Excerpted data:
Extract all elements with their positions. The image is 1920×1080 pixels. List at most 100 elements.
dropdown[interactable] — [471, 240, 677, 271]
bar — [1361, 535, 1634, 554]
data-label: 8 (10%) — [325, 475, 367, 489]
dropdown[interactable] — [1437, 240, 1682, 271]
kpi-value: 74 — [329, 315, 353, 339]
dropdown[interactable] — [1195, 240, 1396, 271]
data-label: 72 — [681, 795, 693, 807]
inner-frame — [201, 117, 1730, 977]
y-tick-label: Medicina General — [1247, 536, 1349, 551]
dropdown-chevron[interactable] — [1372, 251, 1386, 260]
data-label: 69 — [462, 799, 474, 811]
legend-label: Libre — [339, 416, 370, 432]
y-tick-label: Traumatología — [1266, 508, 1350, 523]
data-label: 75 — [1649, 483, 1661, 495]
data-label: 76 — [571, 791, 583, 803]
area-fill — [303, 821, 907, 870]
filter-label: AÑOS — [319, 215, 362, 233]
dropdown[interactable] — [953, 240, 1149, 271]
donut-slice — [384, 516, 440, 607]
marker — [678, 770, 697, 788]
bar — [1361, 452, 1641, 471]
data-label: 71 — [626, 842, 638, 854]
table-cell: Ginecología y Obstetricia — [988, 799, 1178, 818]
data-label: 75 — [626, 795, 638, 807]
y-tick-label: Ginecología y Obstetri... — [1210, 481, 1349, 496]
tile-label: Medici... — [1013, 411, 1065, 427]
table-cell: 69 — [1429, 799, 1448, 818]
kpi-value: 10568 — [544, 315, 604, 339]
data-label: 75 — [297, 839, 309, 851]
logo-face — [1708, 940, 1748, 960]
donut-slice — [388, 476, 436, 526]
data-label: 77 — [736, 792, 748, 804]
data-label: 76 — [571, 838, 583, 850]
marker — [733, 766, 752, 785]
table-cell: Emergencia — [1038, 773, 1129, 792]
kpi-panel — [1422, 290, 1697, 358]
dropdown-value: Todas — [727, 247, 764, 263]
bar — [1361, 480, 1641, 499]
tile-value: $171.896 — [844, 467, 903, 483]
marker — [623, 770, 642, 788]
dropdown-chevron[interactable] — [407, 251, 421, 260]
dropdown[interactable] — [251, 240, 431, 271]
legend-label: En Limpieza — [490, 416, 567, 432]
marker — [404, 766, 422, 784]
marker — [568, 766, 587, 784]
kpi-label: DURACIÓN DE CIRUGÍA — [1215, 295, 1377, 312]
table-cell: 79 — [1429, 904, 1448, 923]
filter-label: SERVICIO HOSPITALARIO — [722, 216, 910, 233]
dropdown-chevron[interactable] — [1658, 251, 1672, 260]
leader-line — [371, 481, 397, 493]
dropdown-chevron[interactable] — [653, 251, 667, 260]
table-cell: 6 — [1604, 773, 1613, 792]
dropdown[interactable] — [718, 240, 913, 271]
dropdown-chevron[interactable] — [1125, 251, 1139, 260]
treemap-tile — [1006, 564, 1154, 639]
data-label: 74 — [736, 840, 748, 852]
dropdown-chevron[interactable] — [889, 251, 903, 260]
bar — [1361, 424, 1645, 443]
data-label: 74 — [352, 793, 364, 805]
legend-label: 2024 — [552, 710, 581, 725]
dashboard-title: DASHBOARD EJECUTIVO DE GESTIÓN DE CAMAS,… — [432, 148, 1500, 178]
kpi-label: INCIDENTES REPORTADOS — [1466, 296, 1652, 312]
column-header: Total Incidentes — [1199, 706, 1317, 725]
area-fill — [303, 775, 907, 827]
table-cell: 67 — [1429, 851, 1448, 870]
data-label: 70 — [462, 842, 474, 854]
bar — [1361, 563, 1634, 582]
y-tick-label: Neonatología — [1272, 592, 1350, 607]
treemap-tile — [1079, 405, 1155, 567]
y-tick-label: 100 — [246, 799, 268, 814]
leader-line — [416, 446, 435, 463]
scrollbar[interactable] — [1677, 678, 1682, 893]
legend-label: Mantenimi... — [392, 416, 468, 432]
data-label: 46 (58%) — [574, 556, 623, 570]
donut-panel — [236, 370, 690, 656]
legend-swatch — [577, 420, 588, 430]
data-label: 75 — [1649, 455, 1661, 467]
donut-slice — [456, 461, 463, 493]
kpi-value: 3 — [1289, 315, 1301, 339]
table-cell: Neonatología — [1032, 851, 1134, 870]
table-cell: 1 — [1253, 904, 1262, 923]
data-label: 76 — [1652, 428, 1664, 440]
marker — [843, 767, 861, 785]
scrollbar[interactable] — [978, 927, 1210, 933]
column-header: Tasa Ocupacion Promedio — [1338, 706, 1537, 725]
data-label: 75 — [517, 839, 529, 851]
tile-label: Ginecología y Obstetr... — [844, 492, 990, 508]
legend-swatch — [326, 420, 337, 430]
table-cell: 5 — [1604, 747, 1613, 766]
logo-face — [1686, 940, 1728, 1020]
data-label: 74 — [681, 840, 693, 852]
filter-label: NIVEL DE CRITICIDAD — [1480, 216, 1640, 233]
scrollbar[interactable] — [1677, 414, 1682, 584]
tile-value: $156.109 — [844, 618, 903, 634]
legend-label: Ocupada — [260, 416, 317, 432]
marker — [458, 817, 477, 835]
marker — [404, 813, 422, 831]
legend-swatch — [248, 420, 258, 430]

What needs to be done: Copy out each line of the records that contains the string "cell". Case counts.

Completed exercise:
table-cell: Ginecología y Obstetricia — [988, 799, 1178, 818]
table-cell: 69 — [1429, 799, 1448, 818]
table-cell: Emergencia — [1038, 773, 1129, 792]
table-cell: 79 — [1429, 904, 1448, 923]
table-cell: 6 — [1604, 773, 1613, 792]
table-cell: 67 — [1429, 851, 1448, 870]
table-cell: Neonatología — [1032, 851, 1134, 870]
table-cell: 1 — [1253, 904, 1262, 923]
table-cell: 5 — [1604, 747, 1613, 766]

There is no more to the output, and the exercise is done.